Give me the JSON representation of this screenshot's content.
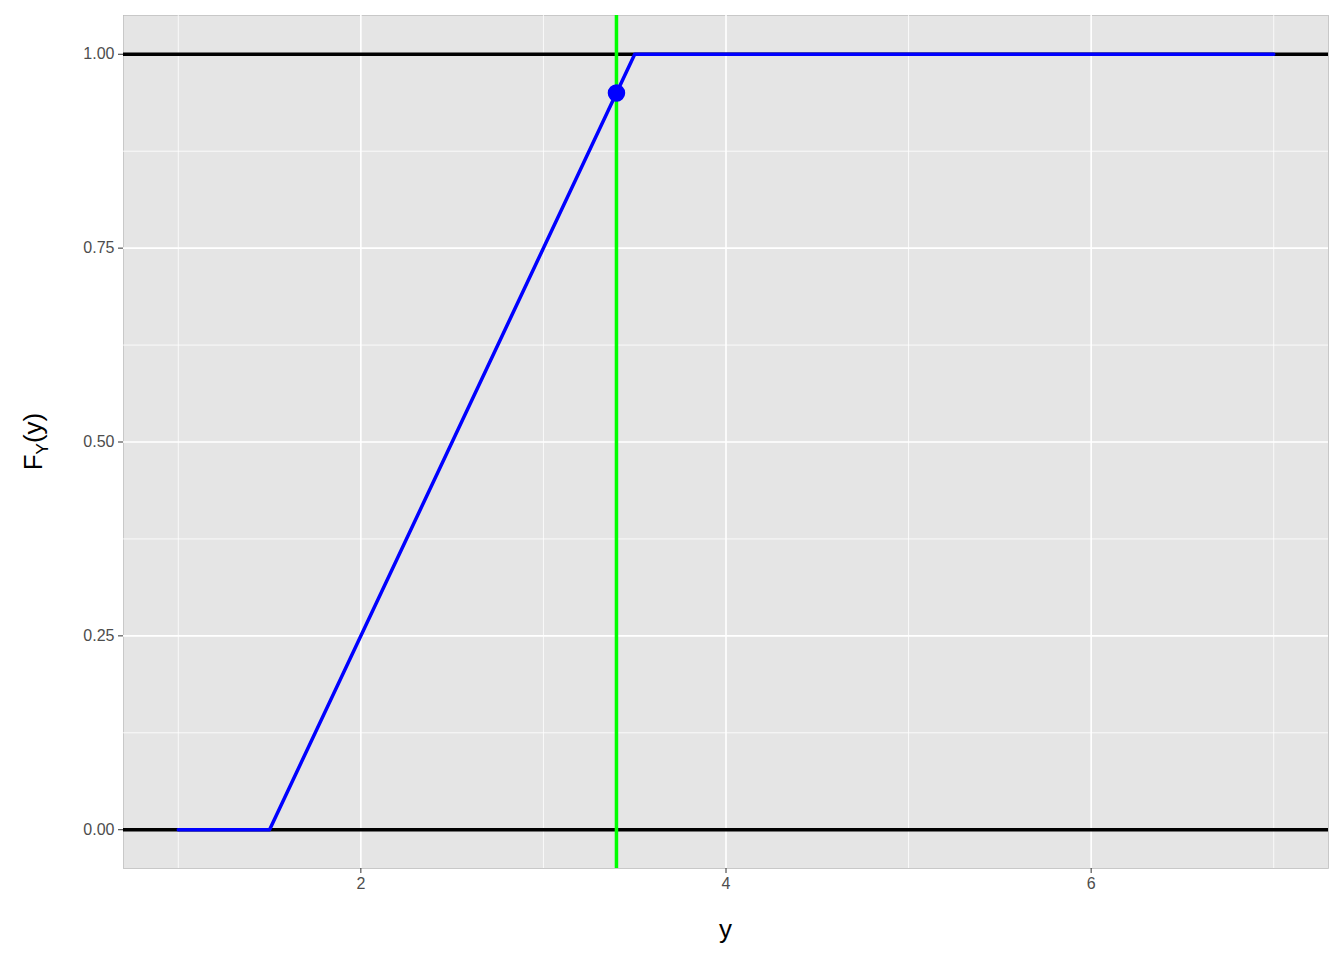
{
  "chart_data": {
    "type": "line",
    "x": [
      1,
      1.5,
      3.5,
      7
    ],
    "values": [
      0,
      0,
      1,
      1
    ],
    "color": "#0000ff",
    "xlabel": "y",
    "ylabel": {
      "base": "F",
      "sub": "Y",
      "rest": "(y)"
    },
    "xlim": [
      0.7,
      7.3
    ],
    "ylim": [
      -0.05,
      1.05
    ],
    "xticks": [
      2,
      4,
      6
    ],
    "yticks": [
      {
        "value": 0,
        "label": "0.00"
      },
      {
        "value": 0.25,
        "label": "0.25"
      },
      {
        "value": 0.5,
        "label": "0.50"
      },
      {
        "value": 0.75,
        "label": "0.75"
      },
      {
        "value": 1,
        "label": "1.00"
      }
    ],
    "grid": true,
    "hlines": [
      {
        "y": 0,
        "color": "#000000"
      },
      {
        "y": 1,
        "color": "#000000"
      }
    ],
    "vlines": [
      {
        "x": 3.4,
        "color": "#00ff00"
      }
    ],
    "points": [
      {
        "x": 3.4,
        "y": 0.95,
        "color": "#0000ff"
      }
    ]
  }
}
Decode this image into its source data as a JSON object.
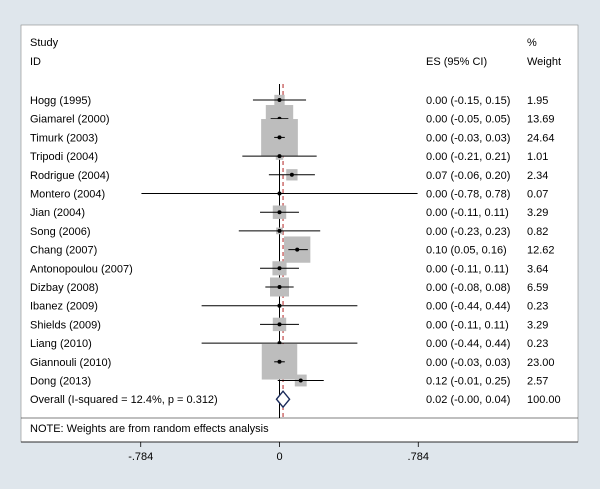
┄┄┄┄┄┄┄┄┄┄
■ **DESCRIPTION OF THE TASK**:
Could you repeat all of the material exactly? Pictures should not be copied.

■ **FINISHED ANSWER**:
Give me the JSON representation of this screenshot's content.
{
  "chart_data": {
    "type": "line",
    "x": [
      1,
      1.5,
      3.5,
      7
    ],
    "values": [
      0,
      0,
      1,
      1
    ],
    "color": "#0000ff",
    "xlabel": "y",
    "ylabel": {
      "base": "F",
      "sub": "Y",
      "rest": "(y)"
    },
    "xlim": [
      0.7,
      7.3
    ],
    "ylim": [
      -0.05,
      1.05
    ],
    "xticks": [
      2,
      4,
      6
    ],
    "yticks": [
      {
        "value": 0,
        "label": "0.00"
      },
      {
        "value": 0.25,
        "label": "0.25"
      },
      {
        "value": 0.5,
        "label": "0.50"
      },
      {
        "value": 0.75,
        "label": "0.75"
      },
      {
        "value": 1,
        "label": "1.00"
      }
    ],
    "grid": true,
    "hlines": [
      {
        "y": 0,
        "color": "#000000"
      },
      {
        "y": 1,
        "color": "#000000"
      }
    ],
    "vlines": [
      {
        "x": 3.4,
        "color": "#00ff00"
      }
    ],
    "points": [
      {
        "x": 3.4,
        "y": 0.95,
        "color": "#0000ff"
      }
    ]
  }
}
Decode this image into its source data as a JSON object.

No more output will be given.